* **WHAT IS EXPECTED**: Copy out each line of the material below that holds the string "октябрь".

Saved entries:
[START]
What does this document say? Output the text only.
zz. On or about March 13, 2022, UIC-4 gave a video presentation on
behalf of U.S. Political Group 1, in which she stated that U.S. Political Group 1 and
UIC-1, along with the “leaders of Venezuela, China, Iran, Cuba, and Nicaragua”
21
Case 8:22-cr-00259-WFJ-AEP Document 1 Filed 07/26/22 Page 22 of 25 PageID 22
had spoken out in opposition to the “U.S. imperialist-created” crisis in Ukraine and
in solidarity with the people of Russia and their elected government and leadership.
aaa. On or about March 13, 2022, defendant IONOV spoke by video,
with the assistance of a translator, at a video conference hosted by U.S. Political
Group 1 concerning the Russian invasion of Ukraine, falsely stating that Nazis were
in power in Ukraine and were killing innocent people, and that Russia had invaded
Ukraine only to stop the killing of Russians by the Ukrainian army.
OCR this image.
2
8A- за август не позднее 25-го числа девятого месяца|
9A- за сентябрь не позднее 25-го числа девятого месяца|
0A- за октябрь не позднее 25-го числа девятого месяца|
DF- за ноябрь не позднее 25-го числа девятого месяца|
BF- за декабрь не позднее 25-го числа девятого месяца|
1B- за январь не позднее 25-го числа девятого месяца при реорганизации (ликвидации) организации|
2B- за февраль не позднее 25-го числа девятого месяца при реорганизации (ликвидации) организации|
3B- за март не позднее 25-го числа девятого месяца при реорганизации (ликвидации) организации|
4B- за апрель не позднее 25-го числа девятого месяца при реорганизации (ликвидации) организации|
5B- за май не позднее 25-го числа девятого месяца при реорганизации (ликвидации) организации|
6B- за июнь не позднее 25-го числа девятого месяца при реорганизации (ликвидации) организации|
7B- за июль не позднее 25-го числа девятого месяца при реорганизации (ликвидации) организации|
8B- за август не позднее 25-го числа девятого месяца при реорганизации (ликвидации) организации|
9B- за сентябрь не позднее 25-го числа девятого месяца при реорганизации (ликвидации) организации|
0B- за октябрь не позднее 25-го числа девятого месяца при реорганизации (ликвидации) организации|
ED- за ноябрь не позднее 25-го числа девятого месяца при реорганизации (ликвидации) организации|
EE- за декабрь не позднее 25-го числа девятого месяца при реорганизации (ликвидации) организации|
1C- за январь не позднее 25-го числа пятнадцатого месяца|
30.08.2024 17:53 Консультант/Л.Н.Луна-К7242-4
[END]
* **ANSWER TO THIS TASK**:
0A- за октябрь не позднее 25-го числа девятого месяца|
0B- за октябрь не позднее 25-го числа девятого месяца при реорганизации (ликвидации) организации|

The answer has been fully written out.